=== REQUISITO A ===
Reproduza o trecho do texto sobre o Império Português que vai de "Assim, deixou-se de" até "e Eugénia Rodrigues[iv].".

•••••

Ana Paula Wagner (UNICENTRO, campus Irati)

Na segunda metade do século XVIII, os domínios ultramarinos portugueses compreendiam Goa, Província do Norte[i], Macau e Timor, na Ásia, Moçambique, na África Oriental, Angola, na África Ocidental, o conjunto de ilhas no Atlântico (Madeira, Açores, Cabo Verde, São Tomé e Príncipe) e os Estados do Brasil e do Grão-Pará e Maranhão, na América Portuguesa. Para administrar esses diferentes domínios, a Coroa empregou alguns mecanismos político-institucionais na realização dessa tarefa, como os sistemas de “capitanias-donatárias, feitorias, contratos, municípios, fortalezas, laços de vassalagem e protectorado, vínculos políticos informais embebidos nas relações eclesiásticas, nas relações comerciais, na presença de aventureiros” (HESPANHA; SANTOS, 1998, p. 352).

Procurando dar conta da complexidade formada pelo conjunto de diferentes realidades sociais e de espaços geográficos submetidos à Coroa de Portugal, durante a época moderna, foi elaborado o conceito de Império Português – ou de “Império Marítimo Português”, nos termos pioneiros de Charles Boxer (1969)[ii]. Após a década de 1990, novos enfoques de investigação têm apontado para a importância de se privilegiar o estudo das partes componentes desse Império Português – na América, África e Ásia – articuladas, conforme lembram Maria Fernanda Bicalho e Vera Lúcia Ferlini, “com o centro da Monarquia em Portugal, e, principalmente, entre si, conectando-se umas às outras em diferentes arranjos temporais e espaciais” (BICALHO; FERLINI, 2005, p. 11).

Assim, deixou-se de abordar apenas a relação entre metrópole e colônias, valorizando-se a tese de que haveria uma mesma orientação política e administrativa para os distintos domínios portugueses, apesar da existência de singularidades em cada território. Podemos mencionar como representantes dessa tendência historiográfica as obras de Luiz Felipe de Alencastro, João Fragoso, Maria Fernanda Bicalho, Maria de Fátima Gouvêa, Júnia Furtado, Ronald Raminelli, Magnus Roberto de Mello Pereira, Antonio Cesar de Almeida Santos, entre outros historiadores brasileiros[iii]; de fora do país, temos trabalhos de Sanjay Subrahmanyam, Luís Felipe Thomaz, Francisco Bethencourt e Kirti Chaudhuri, Russel-Wood, António Manuel Hespanha e Eugénia Rodrigues[iv].

Em relação à população, observamos, na segunda metade do século XVIII, a aplicação de uma política ultramarina assentada no recenseamento das diversas qualidades de habitantes submetidos às normas administrativas portuguesas. Essa política visava a assegurar a posse de seus domínios e uma melhor e mais efetiva exploração de suas riquezas (WAGNER, 2009). Essa discussão foi apresentada em tese de doutorado, intitulada População no Império Português: recenseamentos na África Oriental Portuguesa na segunda metade do século XVIII (UFPR, 2009). Nesse trabalho tive a oportunidade de examinar um importante aspecto da política administrativa portuguesa da segunda metade do setecentos, em que se observou o desejo dos administradores metropolitanos de conhecerem as populações dos diversos domínios ultramarinos e o interesse em produzirem um saber instrumental a partir dos dados coligidos.

•••••

=== REQUISITO B ===
Filtre as entradas e copie cada linha que contenha a palavra "with", levando em conta maiúsculas e minúsculas.

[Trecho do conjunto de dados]

•••••

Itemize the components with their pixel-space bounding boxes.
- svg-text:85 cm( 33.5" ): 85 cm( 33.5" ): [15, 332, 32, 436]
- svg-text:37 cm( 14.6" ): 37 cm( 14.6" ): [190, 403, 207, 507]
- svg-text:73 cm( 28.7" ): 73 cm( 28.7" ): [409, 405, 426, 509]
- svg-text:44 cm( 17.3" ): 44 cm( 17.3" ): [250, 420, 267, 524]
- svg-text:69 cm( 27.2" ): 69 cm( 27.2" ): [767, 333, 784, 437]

•••••

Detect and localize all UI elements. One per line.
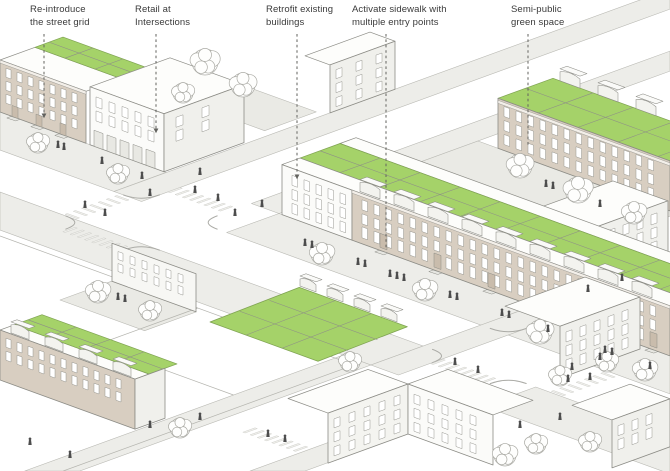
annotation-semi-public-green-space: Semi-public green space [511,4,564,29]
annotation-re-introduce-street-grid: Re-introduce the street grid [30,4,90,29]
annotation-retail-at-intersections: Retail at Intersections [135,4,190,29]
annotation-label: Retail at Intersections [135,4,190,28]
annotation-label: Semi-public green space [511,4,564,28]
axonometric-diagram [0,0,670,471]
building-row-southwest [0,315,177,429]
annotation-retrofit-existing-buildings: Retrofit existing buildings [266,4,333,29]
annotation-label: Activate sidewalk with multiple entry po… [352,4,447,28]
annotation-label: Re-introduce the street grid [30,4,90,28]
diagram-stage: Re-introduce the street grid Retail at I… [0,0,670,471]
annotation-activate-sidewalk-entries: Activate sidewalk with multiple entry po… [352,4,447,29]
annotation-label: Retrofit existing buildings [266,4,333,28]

•••••

=== RESOLUÇÃO A ===
Assim, deixou-se de abordar apenas a relação entre metrópole e colônias, valorizando-se a tese de que haveria uma mesma orientação política e administrativa para os distintos domínios portugueses, apesar da existência de singularidades em cada território. Podemos mencionar como representantes dessa tendência historiográfica as obras de Luiz Felipe de Alencastro, João Fragoso, Maria Fernanda Bicalho, Maria de Fátima Gouvêa, Júnia Furtado, Ronald Raminelli, Magnus Roberto de Mello Pereira, Antonio Cesar de Almeida Santos, entre outros historiadores brasileiros[iii]; de fora do país, temos trabalhos de Sanjay Subrahmanyam, Luís Felipe Thomaz, Francisco Bethencourt e Kirti Chaudhuri, Russel-Wood, António Manuel Hespanha e Eugénia Rodrigues[iv].

=== RESOLUÇÃO B ===
Itemize the components with their pixel-space bounding boxes.
annotation-label: Activate sidewalk with multiple entry po… [352,4,447,28]
annotation-activate-sidewalk-entries: Activate sidewalk with multiple entry po… [352,4,447,29]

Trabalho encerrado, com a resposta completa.